» **Your task**
Set each entry down verbatim, omitting images.

» **Extracted data entries**
☆ ☆ ☆ ☆ ☆ ☆ ☆

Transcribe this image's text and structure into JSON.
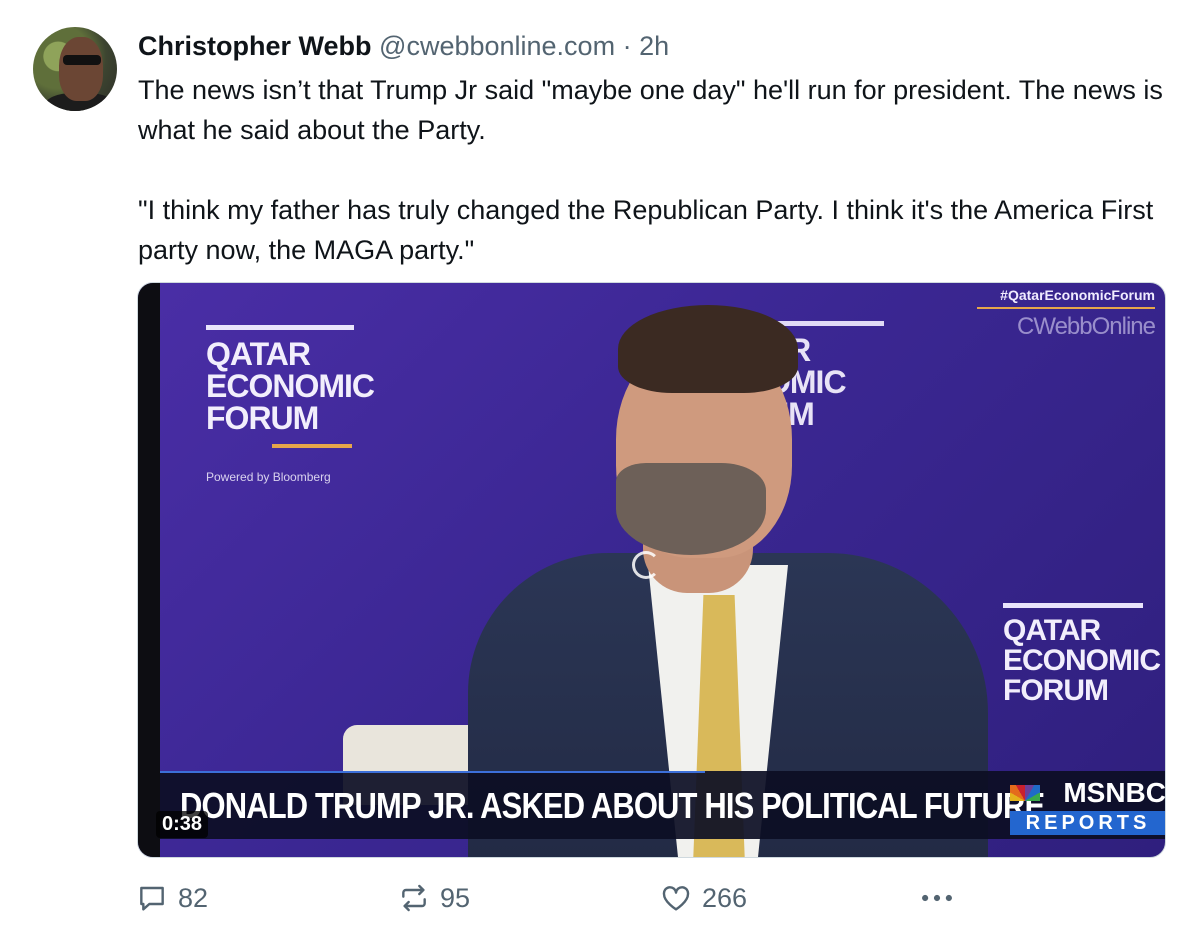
{
  "post": {
    "author_name": "Christopher Webb",
    "handle": "@cwebbonline.com",
    "separator": "·",
    "time": "2h",
    "text_paragraphs": [
      "The news isn’t that Trump Jr said \"maybe one day\" he'll run for president. The news is what he said about the Party.",
      "\"I think my father has truly changed the Republican Party. I think it's the America First party now, the MAGA party.\""
    ]
  },
  "video": {
    "duration": "0:38",
    "headline": "DONALD TRUMP JR. ASKED ABOUT HIS POLITICAL FUTURE",
    "network": "MSNBC",
    "network_sub": "REPORTS",
    "hashtag": "#QatarEconomicForum",
    "watermark": "CWebbOnline",
    "forum_logo_lines": [
      "QATAR",
      "ECONOMIC",
      "FORUM"
    ],
    "forum_logo_partial_lines": [
      "AR",
      "OMIC",
      "UM"
    ],
    "powered_by": "Powered by Bloomberg"
  },
  "actions": {
    "reply_count": "82",
    "repost_count": "95",
    "like_count": "266"
  },
  "icons": {
    "reply": "reply-icon",
    "repost": "repost-icon",
    "like": "heart-icon",
    "more": "more-options-icon",
    "loading": "loading-spinner-icon"
  },
  "colors": {
    "text_primary": "#0f1419",
    "text_secondary": "#536471",
    "video_bg": "#3b2793",
    "msnbc_blue": "#2366cf"
  }
}
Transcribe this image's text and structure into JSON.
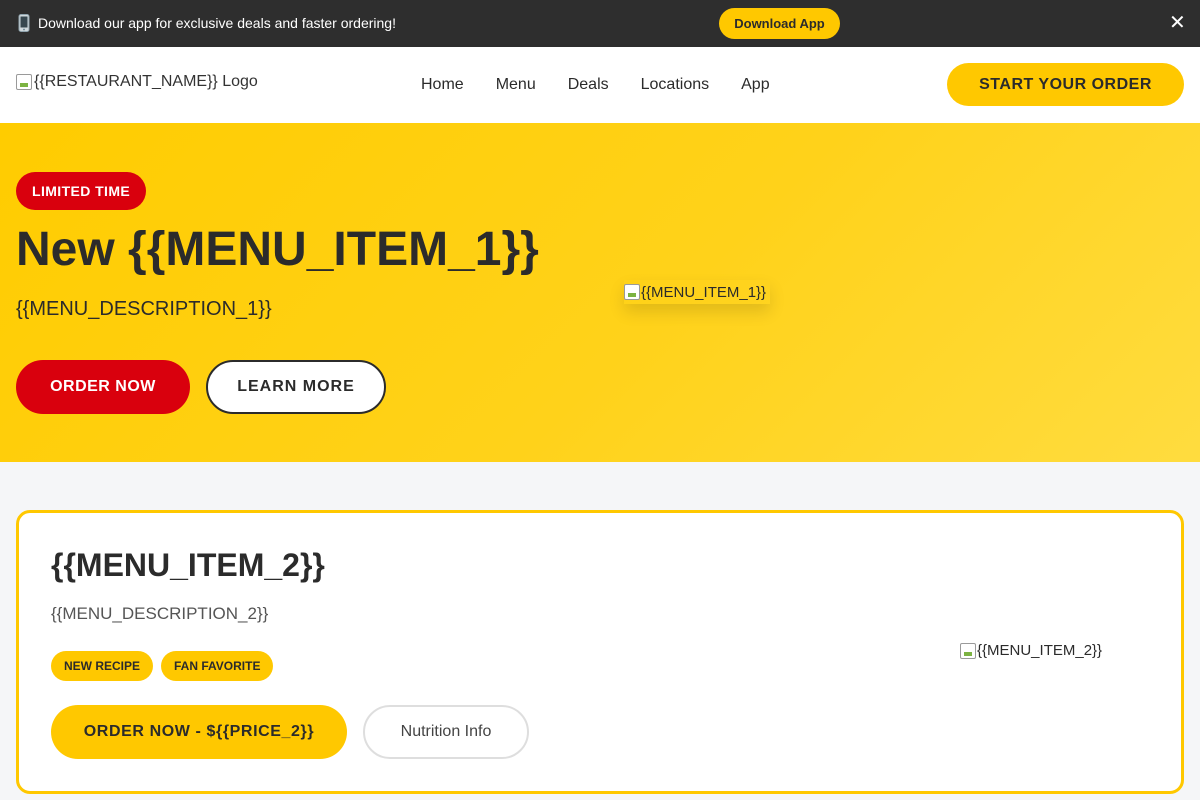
{
  "announcement": {
    "message": "Download our app for exclusive deals and faster ordering!",
    "icon": "mobile-phone-icon",
    "download_label": "Download App",
    "close_glyph": "✕"
  },
  "header": {
    "logo_alt": "{{RESTAURANT_NAME}} Logo",
    "nav": [
      "Home",
      "Menu",
      "Deals",
      "Locations",
      "App"
    ],
    "cta_label": "START YOUR ORDER"
  },
  "hero": {
    "badge": "LIMITED TIME",
    "title": "New {{MENU_ITEM_1}}",
    "description": "{{MENU_DESCRIPTION_1}}",
    "order_label": "ORDER NOW",
    "learn_label": "LEARN MORE",
    "image_alt": "{{MENU_ITEM_1}}"
  },
  "featured": {
    "title": "{{MENU_ITEM_2}}",
    "description": "{{MENU_DESCRIPTION_2}}",
    "tags": [
      "NEW RECIPE",
      "FAN FAVORITE"
    ],
    "order_label": "ORDER NOW - ${{PRICE_2}}",
    "nutrition_label": "Nutrition Info",
    "image_alt": "{{MENU_ITEM_2}}"
  },
  "colors": {
    "brand_yellow": "#ffc800",
    "brand_red": "#d9000d",
    "dark": "#2e2e2e"
  }
}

☆ ☆ ☆ ☆ ☆ ☆ ☆

» **Solution below**
Transcribe this image's text and structure into JSON.
{
  "post": {
    "author_name": "Christopher Webb",
    "handle": "@cwebbonline.com",
    "separator": "·",
    "time": "2h",
    "text_paragraphs": [
      "The news isn’t that Trump Jr said \"maybe one day\" he'll run for president. The news is what he said about the Party.",
      "\"I think my father has truly changed the Republican Party. I think it's the America First party now, the MAGA party.\""
    ]
  },
  "video": {
    "duration": "0:38",
    "headline": "DONALD TRUMP JR. ASKED ABOUT HIS POLITICAL FUTURE",
    "network": "MSNBC",
    "network_sub": "REPORTS",
    "hashtag": "#QatarEconomicForum",
    "watermark": "CWebbOnline",
    "forum_logo_lines": [
      "QATAR",
      "ECONOMIC",
      "FORUM"
    ],
    "forum_logo_partial_lines": [
      "AR",
      "OMIC",
      "UM"
    ],
    "powered_by": "Powered by Bloomberg"
  },
  "actions": {
    "reply_count": "82",
    "repost_count": "95",
    "like_count": "266"
  },
  "icons": {
    "reply": "reply-icon",
    "repost": "repost-icon",
    "like": "heart-icon",
    "more": "more-options-icon",
    "loading": "loading-spinner-icon"
  },
  "colors": {
    "text_primary": "#0f1419",
    "text_secondary": "#536471",
    "video_bg": "#3b2793",
    "msnbc_blue": "#2366cf"
  }
}
Transcribe this image's text and structure into JSON.
{
  "announcement": {
    "message": "Download our app for exclusive deals and faster ordering!",
    "icon": "mobile-phone-icon",
    "download_label": "Download App",
    "close_glyph": "✕"
  },
  "header": {
    "logo_alt": "{{RESTAURANT_NAME}} Logo",
    "nav": [
      "Home",
      "Menu",
      "Deals",
      "Locations",
      "App"
    ],
    "cta_label": "START YOUR ORDER"
  },
  "hero": {
    "badge": "LIMITED TIME",
    "title": "New {{MENU_ITEM_1}}",
    "description": "{{MENU_DESCRIPTION_1}}",
    "order_label": "ORDER NOW",
    "learn_label": "LEARN MORE",
    "image_alt": "{{MENU_ITEM_1}}"
  },
  "featured": {
    "title": "{{MENU_ITEM_2}}",
    "description": "{{MENU_DESCRIPTION_2}}",
    "tags": [
      "NEW RECIPE",
      "FAN FAVORITE"
    ],
    "order_label": "ORDER NOW - ${{PRICE_2}}",
    "nutrition_label": "Nutrition Info",
    "image_alt": "{{MENU_ITEM_2}}"
  },
  "colors": {
    "brand_yellow": "#ffc800",
    "brand_red": "#d9000d",
    "dark": "#2e2e2e"
  }
}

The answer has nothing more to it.